# [Selected extract]
The game, as explained in the information section of Google Play Store, "allows IAF aspirants to experience first hand the roles of an air warrior, as well as means to apply and appear for recruitment from the comfort of a mobile phone". An IAF spokesperson reiterated this saying that "the primary aim of this game is to get youth attracted to the profession of military aviation, while providing information about career options in the Indian Air Force."

A Cut Above is a follow-up to the 2014 game called Guardians of the Skies which was also produced by the IAF. Guardians of the Skies had won various awards such as "Best mobile application (game) in 2014 from Microsoft India" and was also awarded by Unity3D. Threye, a Delhi-based game development studio, won the contract from the Air Force from a bid of over 120 participants in 2013.

# [The data]
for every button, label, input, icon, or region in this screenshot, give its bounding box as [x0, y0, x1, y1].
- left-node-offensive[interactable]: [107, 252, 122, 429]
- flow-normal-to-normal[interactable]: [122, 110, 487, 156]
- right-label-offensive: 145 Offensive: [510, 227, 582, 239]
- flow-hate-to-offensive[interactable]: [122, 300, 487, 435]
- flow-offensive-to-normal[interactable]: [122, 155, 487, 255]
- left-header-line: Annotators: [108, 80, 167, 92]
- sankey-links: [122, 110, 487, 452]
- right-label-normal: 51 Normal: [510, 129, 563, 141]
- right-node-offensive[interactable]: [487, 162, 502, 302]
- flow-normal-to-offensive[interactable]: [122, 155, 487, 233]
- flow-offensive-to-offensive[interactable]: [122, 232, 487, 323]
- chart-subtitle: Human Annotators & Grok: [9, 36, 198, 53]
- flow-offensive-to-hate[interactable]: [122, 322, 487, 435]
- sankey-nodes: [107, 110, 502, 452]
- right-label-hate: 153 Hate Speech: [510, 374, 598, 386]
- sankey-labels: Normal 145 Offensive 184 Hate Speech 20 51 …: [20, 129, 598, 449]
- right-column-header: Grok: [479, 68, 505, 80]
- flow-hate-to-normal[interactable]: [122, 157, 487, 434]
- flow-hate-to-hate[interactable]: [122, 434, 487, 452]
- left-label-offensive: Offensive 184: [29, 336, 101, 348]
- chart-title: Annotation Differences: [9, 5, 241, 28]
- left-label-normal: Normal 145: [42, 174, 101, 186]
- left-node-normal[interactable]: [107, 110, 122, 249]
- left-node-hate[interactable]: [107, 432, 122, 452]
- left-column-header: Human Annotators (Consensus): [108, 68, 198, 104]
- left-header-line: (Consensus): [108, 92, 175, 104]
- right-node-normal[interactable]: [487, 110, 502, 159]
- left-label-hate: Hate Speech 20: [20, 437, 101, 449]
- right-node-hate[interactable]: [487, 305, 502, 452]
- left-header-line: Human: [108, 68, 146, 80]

# [Problem set]
- A) Answer these from the IAF game passage:
(i) What earlier game is A Cut Above a follow-up to?
(ii) In which city is Threye based?
(iii) How many participants bid for the Air Force contract in 2013?
- B) Please extract everything in the IAF game passage from "A Cut Above" down to "participants in 2013.".
- C) List every phrase that appears inside quotation marks in the IAF game passage.
Rely only on the IAF game passage, not on the listing.

# [Results for each task]
- A)
(i) Guardians of the Skies
(ii) Delhi
(iii) Over 120

- B)
A Cut Above is a follow-up to the 2014 game called Guardians of the Skies which was also produced by the IAF. Guardians of the Skies had won various awards such as "Best mobile application (game) in 2014 from Microsoft India" and was also awarded by Unity3D. Threye, a Delhi-based game development studio, won the contract from the Air Force from a bid of over 120 participants in 2013.

- C)
- "allows IAF aspirants to experience first hand the roles of an air warrior, as well as means to apply and appear for recruitment from the comfort of a mobile phone"
- "the primary aim of this game is to get youth attracted to the profession of military aviation, while providing information about career options in the Indian Air Force."
- "Best mobile application (game) in 2014 from Microsoft India"